--- WHAT TO DO ---
Below are the records; reproduce all of them exactly but without any images.

* BEGIN SUPPLIED MATERIAL *

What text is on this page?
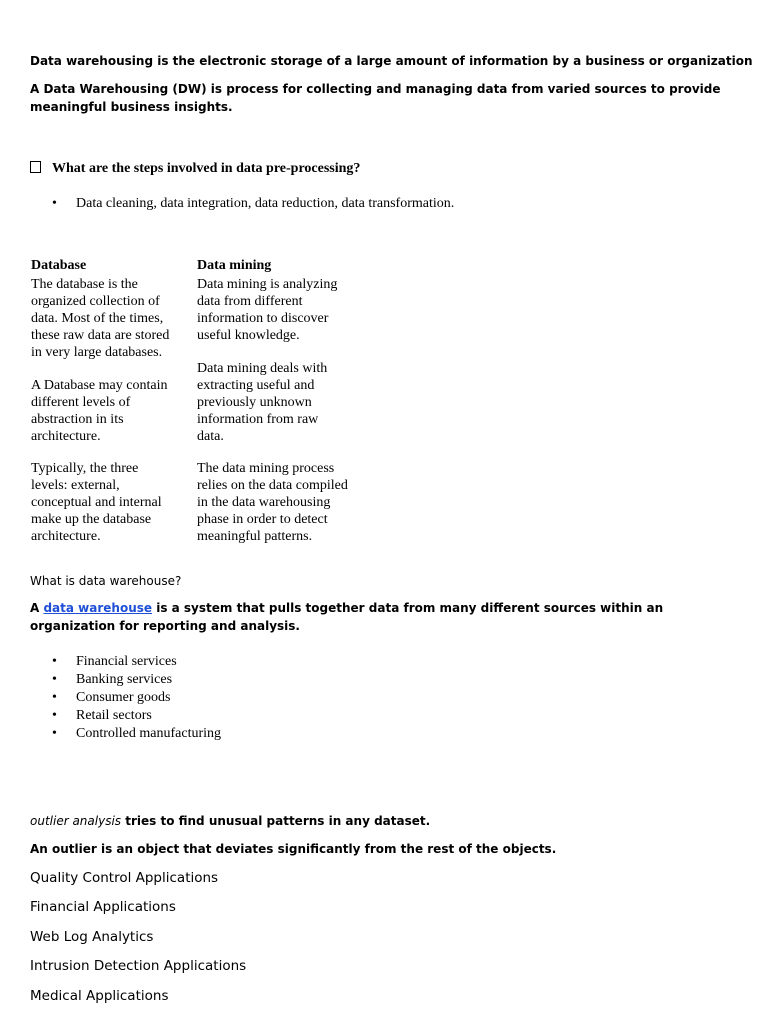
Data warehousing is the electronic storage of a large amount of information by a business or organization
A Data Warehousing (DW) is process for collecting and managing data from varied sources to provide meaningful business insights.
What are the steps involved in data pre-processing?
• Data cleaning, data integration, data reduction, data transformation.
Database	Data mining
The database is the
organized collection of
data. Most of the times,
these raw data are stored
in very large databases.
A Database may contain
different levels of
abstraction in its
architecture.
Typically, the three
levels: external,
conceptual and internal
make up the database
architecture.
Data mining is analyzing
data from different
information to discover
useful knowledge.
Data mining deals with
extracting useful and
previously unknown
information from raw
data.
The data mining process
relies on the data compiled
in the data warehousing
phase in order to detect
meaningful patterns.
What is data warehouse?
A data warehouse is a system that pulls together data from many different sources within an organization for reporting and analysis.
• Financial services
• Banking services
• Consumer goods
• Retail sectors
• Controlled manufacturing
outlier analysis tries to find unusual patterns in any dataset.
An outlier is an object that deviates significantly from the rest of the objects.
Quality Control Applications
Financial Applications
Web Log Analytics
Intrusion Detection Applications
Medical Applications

* END SUPPLIED MATERIAL *

--- FULL OUTPUT ---
What text is on this page?
Data warehousing is the electronic storage of a large amount of information by a business or organization
A Data Warehousing (DW) is process for collecting and managing data from varied sources to provide meaningful business insights.
What are the steps involved in data pre-processing?
• Data cleaning, data integration, data reduction, data transformation.
Database	Data mining
The database is the
organized collection of
data. Most of the times,
these raw data are stored
in very large databases.
A Database may contain
different levels of
abstraction in its
architecture.
Typically, the three
levels: external,
conceptual and internal
make up the database
architecture.
Data mining is analyzing
data from different
information to discover
useful knowledge.
Data mining deals with
extracting useful and
previously unknown
information from raw
data.
The data mining process
relies on the data compiled
in the data warehousing
phase in order to detect
meaningful patterns.
What is data warehouse?
A data warehouse is a system that pulls together data from many different sources within an organization for reporting and analysis.
• Financial services
• Banking services
• Consumer goods
• Retail sectors
• Controlled manufacturing
outlier analysis tries to find unusual patterns in any dataset.
An outlier is an object that deviates significantly from the rest of the objects.
Quality Control Applications
Financial Applications
Web Log Analytics
Intrusion Detection Applications
Medical Applications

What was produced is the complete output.